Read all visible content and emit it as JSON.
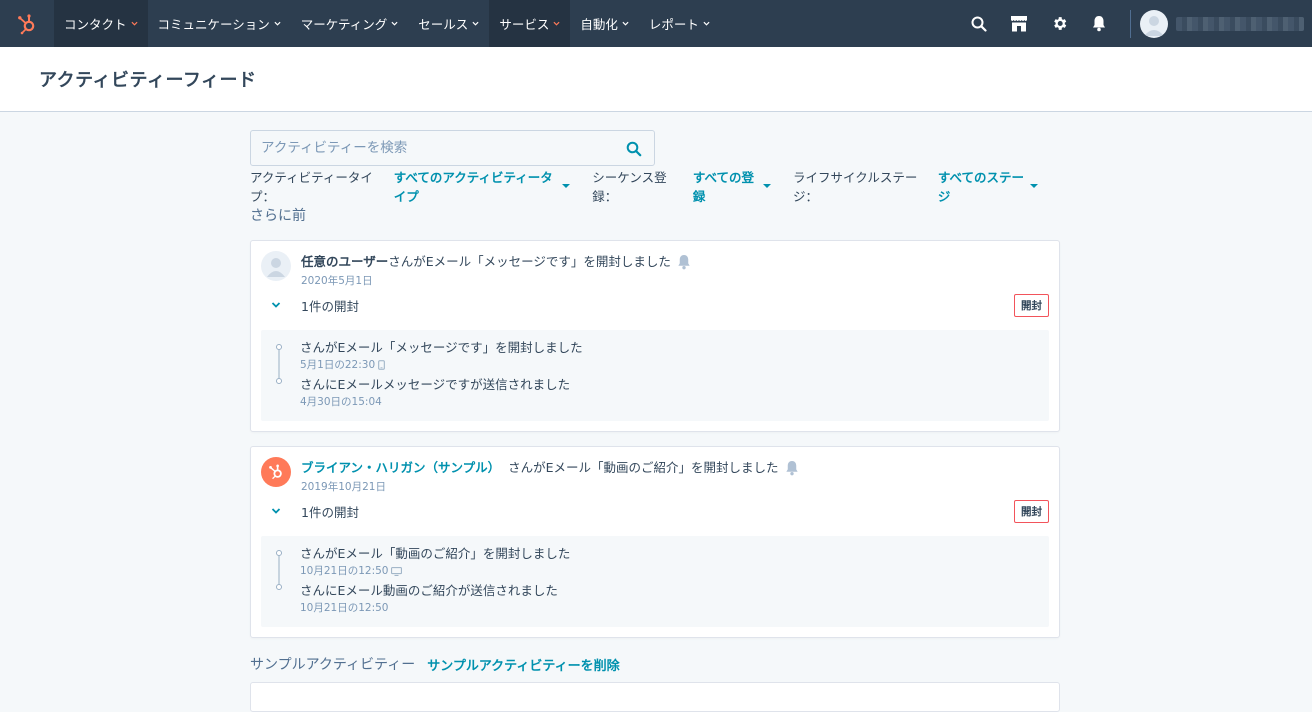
{
  "nav": {
    "items": [
      {
        "label": "コンタクト",
        "active": true,
        "accent": true
      },
      {
        "label": "コミュニケーション",
        "active": false,
        "accent": false
      },
      {
        "label": "マーケティング",
        "active": false,
        "accent": false
      },
      {
        "label": "セールス",
        "active": false,
        "accent": false
      },
      {
        "label": "サービス",
        "active": true,
        "accent": true
      },
      {
        "label": "自動化",
        "active": false,
        "accent": false
      },
      {
        "label": "レポート",
        "active": false,
        "accent": false
      }
    ],
    "icons": [
      "search-icon",
      "marketplace-icon",
      "settings-gear-icon",
      "notifications-bell-icon"
    ]
  },
  "page": {
    "title": "アクティビティーフィード"
  },
  "search": {
    "placeholder": "アクティビティーを検索"
  },
  "filters": {
    "activity_type_label": "アクティビティータイプ：",
    "activity_type_value": "すべてのアクティビティータイプ",
    "sequence_label": "シーケンス登録：",
    "sequence_value": "すべての登録",
    "lifecycle_label": "ライフサイクルステージ：",
    "lifecycle_value": "すべてのステージ"
  },
  "earlier_label": "さらに前",
  "cards": [
    {
      "who": "任意のユーザー",
      "action": "さんがEメール「メッセージです」を開封しました",
      "date": "2020年5月1日",
      "open_count": "1件の開封",
      "badge": "開封",
      "events": [
        {
          "text": "さんがEメール「メッセージです」を開封しました",
          "meta": "5月1日の22:30",
          "device": "mobile-icon"
        },
        {
          "text": "さんにEメールメッセージですが送信されました",
          "meta": "4月30日の15:04",
          "device": ""
        }
      ]
    },
    {
      "who": "ブライアン・ハリガン（サンプル）",
      "action": "さんがEメール「動画のご紹介」を開封しました",
      "date": "2019年10月21日",
      "open_count": "1件の開封",
      "badge": "開封",
      "events": [
        {
          "text": "さんがEメール「動画のご紹介」を開封しました",
          "meta": "10月21日の12:50",
          "device": "desktop-icon"
        },
        {
          "text": "さんにEメール動画のご紹介が送信されました",
          "meta": "10月21日の12:50",
          "device": ""
        }
      ]
    }
  ],
  "sample": {
    "label": "サンプルアクティビティー",
    "delete_link": "サンプルアクティビティーを削除"
  },
  "colors": {
    "nav_bg": "#2d3e50",
    "accent_orange": "#ff7a59",
    "link_teal": "#0091ae",
    "badge_border": "#f2545b"
  }
}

◆ SHORT EXERCISE ◆
Output an exact copy of the material, with the pictures removed.

◆ WORKED ANSWER ◆
Read all visible content and emit it as JSON.
{
  "nav": {
    "items": [
      {
        "label": "コンタクト",
        "active": true,
        "accent": true
      },
      {
        "label": "コミュニケーション",
        "active": false,
        "accent": false
      },
      {
        "label": "マーケティング",
        "active": false,
        "accent": false
      },
      {
        "label": "セールス",
        "active": false,
        "accent": false
      },
      {
        "label": "サービス",
        "active": true,
        "accent": true
      },
      {
        "label": "自動化",
        "active": false,
        "accent": false
      },
      {
        "label": "レポート",
        "active": false,
        "accent": false
      }
    ],
    "icons": [
      "search-icon",
      "marketplace-icon",
      "settings-gear-icon",
      "notifications-bell-icon"
    ]
  },
  "page": {
    "title": "アクティビティーフィード"
  },
  "search": {
    "placeholder": "アクティビティーを検索"
  },
  "filters": {
    "activity_type_label": "アクティビティータイプ：",
    "activity_type_value": "すべてのアクティビティータイプ",
    "sequence_label": "シーケンス登録：",
    "sequence_value": "すべての登録",
    "lifecycle_label": "ライフサイクルステージ：",
    "lifecycle_value": "すべてのステージ"
  },
  "earlier_label": "さらに前",
  "cards": [
    {
      "who": "任意のユーザー",
      "action": "さんがEメール「メッセージです」を開封しました",
      "date": "2020年5月1日",
      "open_count": "1件の開封",
      "badge": "開封",
      "events": [
        {
          "text": "さんがEメール「メッセージです」を開封しました",
          "meta": "5月1日の22:30",
          "device": "mobile-icon"
        },
        {
          "text": "さんにEメールメッセージですが送信されました",
          "meta": "4月30日の15:04",
          "device": ""
        }
      ]
    },
    {
      "who": "ブライアン・ハリガン（サンプル）",
      "action": "さんがEメール「動画のご紹介」を開封しました",
      "date": "2019年10月21日",
      "open_count": "1件の開封",
      "badge": "開封",
      "events": [
        {
          "text": "さんがEメール「動画のご紹介」を開封しました",
          "meta": "10月21日の12:50",
          "device": "desktop-icon"
        },
        {
          "text": "さんにEメール動画のご紹介が送信されました",
          "meta": "10月21日の12:50",
          "device": ""
        }
      ]
    }
  ],
  "sample": {
    "label": "サンプルアクティビティー",
    "delete_link": "サンプルアクティビティーを削除"
  },
  "colors": {
    "nav_bg": "#2d3e50",
    "accent_orange": "#ff7a59",
    "link_teal": "#0091ae",
    "badge_border": "#f2545b"
  }
}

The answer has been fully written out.